DIRECTIONS ▸ The records underneath are to be repeated exactly, with the pictures left out.

EXERCISE MATERIAL ▸
++++++++++++++++++++

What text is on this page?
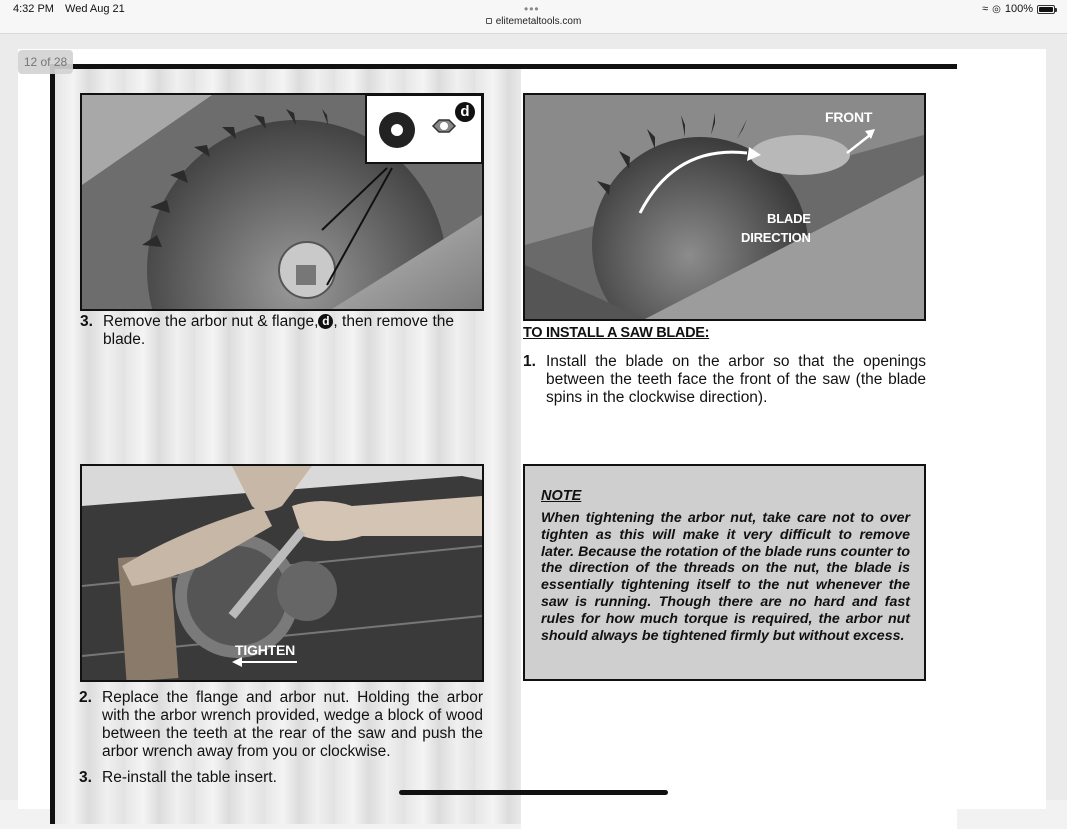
4:32 PM Wed Aug 21	•••
elitemetaltools.com
≈ ◎ 100%
12 of 28
d	FRONT
BLADE
DIRECTION
3. Remove the arbor nut & flange, d , then remove the blade.	TO INSTALL A SAW BLADE:
1. Install the blade on the arbor so that the openings between the teeth face the front of the saw (the blade spins in the clockwise direction).
TIGHTEN
NOTE
When tightening the arbor nut, take care not to over tighten as this will make it very difficult to remove later. Because the rotation of the blade runs counter to the direction of the threads on the nut, the blade is essentially tightening itself to the nut whenever the saw is running. Though there are no hard and fast rules for how much torque is required, the arbor nut should always be tightened firmly but without excess.
2. Replace the flange and arbor nut. Holding the arbor with the arbor wrench provided, wedge a block of wood between the teeth at the rear of the saw and push the arbor wrench away from you or clockwise.
3. Re-install the table insert.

++++++++++++++++++++

ANSWER TO THE PROBLEM ▸
What text is on this page?
4:32 PM Wed Aug 21	•••
elitemetaltools.com
≈ ◎ 100%
12 of 28
d	FRONT
BLADE
DIRECTION
3. Remove the arbor nut & flange, d , then remove the blade.	TO INSTALL A SAW BLADE:
1. Install the blade on the arbor so that the openings between the teeth face the front of the saw (the blade spins in the clockwise direction).
TIGHTEN
NOTE
When tightening the arbor nut, take care not to over tighten as this will make it very difficult to remove later. Because the rotation of the blade runs counter to the direction of the threads on the nut, the blade is essentially tightening itself to the nut whenever the saw is running. Though there are no hard and fast rules for how much torque is required, the arbor nut should always be tightened firmly but without excess.
2. Replace the flange and arbor nut. Holding the arbor with the arbor wrench provided, wedge a block of wood between the teeth at the rear of the saw and push the arbor wrench away from you or clockwise.
3. Re-install the table insert.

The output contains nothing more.